* _Description of the task_: Below are the records; collect from them each line containing the string "February".
** Start **
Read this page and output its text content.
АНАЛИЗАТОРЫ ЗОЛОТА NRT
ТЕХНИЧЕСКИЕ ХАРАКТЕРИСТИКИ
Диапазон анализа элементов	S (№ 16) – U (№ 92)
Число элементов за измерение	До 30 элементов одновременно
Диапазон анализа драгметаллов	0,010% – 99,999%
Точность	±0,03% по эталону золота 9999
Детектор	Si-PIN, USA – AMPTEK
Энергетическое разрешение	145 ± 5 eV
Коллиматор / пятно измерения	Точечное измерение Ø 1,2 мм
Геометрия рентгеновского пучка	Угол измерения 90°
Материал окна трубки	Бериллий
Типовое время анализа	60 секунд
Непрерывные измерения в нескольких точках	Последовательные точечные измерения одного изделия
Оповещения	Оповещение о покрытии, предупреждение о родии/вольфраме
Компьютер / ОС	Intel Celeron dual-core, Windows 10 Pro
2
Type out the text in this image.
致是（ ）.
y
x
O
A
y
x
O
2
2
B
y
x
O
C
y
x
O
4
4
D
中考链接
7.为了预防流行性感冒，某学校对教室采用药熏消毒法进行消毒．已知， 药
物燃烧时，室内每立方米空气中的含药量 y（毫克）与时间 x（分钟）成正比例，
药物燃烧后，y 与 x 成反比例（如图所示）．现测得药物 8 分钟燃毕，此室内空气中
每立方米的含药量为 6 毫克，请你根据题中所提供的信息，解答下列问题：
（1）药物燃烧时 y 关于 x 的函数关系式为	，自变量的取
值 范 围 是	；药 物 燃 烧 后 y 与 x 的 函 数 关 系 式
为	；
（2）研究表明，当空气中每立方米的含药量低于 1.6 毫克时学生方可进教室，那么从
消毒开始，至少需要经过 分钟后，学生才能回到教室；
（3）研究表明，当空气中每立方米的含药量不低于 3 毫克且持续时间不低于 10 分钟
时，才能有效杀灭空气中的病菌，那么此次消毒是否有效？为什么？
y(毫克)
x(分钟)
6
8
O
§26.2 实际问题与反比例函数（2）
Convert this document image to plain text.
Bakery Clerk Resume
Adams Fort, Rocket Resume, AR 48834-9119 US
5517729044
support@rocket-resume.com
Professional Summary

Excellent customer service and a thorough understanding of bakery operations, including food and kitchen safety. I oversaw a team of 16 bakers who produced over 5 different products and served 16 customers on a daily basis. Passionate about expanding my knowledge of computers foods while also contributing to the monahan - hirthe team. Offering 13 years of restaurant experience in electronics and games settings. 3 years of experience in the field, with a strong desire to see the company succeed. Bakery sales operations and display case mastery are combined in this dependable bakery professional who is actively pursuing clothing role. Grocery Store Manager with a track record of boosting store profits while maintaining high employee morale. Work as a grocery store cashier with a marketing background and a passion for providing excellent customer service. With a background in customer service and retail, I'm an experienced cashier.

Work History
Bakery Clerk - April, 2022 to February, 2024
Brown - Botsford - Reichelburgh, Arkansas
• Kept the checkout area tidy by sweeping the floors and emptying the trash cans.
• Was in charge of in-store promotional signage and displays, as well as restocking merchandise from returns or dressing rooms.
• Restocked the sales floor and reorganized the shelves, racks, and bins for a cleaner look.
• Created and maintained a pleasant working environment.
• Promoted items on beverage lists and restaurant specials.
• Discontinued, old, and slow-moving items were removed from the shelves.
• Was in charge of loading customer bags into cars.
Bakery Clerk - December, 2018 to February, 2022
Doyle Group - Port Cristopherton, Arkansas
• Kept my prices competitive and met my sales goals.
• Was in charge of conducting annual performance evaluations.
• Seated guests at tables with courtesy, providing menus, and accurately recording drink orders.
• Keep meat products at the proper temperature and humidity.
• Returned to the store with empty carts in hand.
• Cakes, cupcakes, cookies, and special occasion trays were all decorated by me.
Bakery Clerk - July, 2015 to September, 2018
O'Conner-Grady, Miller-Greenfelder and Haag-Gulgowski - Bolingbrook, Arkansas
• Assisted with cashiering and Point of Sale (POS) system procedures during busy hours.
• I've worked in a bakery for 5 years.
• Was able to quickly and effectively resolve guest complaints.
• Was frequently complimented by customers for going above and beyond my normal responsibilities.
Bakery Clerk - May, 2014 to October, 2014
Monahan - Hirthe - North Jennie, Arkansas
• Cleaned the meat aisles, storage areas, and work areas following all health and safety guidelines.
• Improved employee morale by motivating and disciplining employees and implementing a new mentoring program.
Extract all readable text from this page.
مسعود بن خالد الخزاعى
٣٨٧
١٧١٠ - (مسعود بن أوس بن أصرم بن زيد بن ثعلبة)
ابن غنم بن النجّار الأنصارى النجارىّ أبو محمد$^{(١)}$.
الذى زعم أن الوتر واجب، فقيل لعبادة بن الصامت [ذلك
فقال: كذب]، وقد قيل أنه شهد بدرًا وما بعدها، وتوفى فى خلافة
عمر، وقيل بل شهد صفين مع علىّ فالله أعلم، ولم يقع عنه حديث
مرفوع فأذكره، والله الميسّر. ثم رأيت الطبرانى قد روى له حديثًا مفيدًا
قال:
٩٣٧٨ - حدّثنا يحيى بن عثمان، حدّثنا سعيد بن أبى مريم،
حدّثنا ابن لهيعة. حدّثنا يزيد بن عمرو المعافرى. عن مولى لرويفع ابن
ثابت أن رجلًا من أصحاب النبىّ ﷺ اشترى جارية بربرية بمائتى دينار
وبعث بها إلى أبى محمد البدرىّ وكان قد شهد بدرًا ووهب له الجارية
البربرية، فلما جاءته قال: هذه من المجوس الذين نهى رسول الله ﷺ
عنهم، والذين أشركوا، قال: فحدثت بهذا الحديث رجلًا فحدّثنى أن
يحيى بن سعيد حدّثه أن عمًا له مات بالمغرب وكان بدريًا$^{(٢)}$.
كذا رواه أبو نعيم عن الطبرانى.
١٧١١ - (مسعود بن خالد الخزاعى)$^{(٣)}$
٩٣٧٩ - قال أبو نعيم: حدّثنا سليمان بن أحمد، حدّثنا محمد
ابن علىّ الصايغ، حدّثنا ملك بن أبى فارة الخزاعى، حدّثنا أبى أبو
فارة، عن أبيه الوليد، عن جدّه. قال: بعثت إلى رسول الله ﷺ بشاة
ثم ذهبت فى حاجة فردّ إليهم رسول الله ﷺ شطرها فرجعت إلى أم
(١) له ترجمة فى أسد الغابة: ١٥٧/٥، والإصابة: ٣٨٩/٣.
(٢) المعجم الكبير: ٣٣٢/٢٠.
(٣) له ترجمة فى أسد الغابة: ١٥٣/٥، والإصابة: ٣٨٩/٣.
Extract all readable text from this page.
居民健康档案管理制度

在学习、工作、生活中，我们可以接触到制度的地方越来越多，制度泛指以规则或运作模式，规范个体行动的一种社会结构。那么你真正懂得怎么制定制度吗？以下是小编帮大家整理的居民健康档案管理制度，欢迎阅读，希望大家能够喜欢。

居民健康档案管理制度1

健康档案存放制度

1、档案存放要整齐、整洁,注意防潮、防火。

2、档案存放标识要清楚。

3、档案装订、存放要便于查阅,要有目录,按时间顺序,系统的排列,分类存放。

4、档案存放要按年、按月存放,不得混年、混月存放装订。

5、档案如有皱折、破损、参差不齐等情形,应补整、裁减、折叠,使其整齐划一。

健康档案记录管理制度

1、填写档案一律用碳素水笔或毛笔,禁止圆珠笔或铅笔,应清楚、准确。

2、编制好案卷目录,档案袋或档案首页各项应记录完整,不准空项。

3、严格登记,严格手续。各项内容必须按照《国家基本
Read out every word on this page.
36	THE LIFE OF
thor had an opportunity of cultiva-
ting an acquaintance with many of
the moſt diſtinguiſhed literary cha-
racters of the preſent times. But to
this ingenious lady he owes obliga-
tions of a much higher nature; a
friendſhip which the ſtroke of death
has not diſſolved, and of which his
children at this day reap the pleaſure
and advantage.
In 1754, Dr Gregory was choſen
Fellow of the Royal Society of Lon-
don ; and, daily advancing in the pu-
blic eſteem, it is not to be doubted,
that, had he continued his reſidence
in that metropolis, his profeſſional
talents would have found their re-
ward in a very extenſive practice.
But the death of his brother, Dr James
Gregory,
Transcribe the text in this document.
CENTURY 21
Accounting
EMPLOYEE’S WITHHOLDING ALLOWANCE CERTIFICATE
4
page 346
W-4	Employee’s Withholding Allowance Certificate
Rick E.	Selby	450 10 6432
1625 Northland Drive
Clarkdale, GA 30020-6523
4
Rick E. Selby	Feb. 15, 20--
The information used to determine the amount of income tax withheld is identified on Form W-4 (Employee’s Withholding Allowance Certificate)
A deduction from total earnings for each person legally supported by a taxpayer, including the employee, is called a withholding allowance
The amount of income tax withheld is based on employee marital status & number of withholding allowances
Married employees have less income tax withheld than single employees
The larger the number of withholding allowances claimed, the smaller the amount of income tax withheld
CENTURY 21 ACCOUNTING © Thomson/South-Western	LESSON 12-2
** End **
* _In response_:
Bakery Clerk - April, 2022 to February, 2024
Bakery Clerk - December, 2018 to February, 2022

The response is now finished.